Information provided.
....
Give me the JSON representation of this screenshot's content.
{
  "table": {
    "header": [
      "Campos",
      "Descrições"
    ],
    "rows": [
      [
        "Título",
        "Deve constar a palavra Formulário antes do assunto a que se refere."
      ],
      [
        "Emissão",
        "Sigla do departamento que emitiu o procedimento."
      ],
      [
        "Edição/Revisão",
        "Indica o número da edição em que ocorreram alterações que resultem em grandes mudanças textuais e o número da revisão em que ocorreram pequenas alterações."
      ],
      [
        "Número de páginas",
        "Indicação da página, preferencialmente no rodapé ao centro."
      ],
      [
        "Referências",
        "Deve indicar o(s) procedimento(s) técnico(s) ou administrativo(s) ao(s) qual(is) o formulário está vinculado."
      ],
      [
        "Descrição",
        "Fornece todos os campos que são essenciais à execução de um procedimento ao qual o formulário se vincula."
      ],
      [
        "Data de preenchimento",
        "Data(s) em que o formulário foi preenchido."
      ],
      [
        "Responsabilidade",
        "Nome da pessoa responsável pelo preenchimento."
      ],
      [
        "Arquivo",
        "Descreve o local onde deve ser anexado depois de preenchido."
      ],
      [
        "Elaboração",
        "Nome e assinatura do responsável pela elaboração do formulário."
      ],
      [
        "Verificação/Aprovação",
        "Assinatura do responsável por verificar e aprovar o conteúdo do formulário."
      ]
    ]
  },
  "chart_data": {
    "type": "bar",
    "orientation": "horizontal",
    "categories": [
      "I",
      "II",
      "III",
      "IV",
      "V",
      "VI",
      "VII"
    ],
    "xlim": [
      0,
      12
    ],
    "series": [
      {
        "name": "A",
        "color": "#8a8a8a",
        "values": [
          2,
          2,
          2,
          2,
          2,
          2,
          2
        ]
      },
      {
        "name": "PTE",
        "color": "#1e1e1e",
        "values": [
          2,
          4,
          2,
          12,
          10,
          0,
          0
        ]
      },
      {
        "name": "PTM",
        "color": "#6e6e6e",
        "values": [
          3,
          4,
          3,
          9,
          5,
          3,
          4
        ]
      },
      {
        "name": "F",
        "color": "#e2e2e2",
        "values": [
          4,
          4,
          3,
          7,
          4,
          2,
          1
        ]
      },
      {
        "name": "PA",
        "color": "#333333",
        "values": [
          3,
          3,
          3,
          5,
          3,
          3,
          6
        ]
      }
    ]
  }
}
....
What you should do.
Search the listing above for the string "preenchido". Copy every line that contains it.

Exercise solution.
        "Data(s) em que o formulário foi preenchido."
        "Descreve o local onde deve ser anexado depois de preenchido."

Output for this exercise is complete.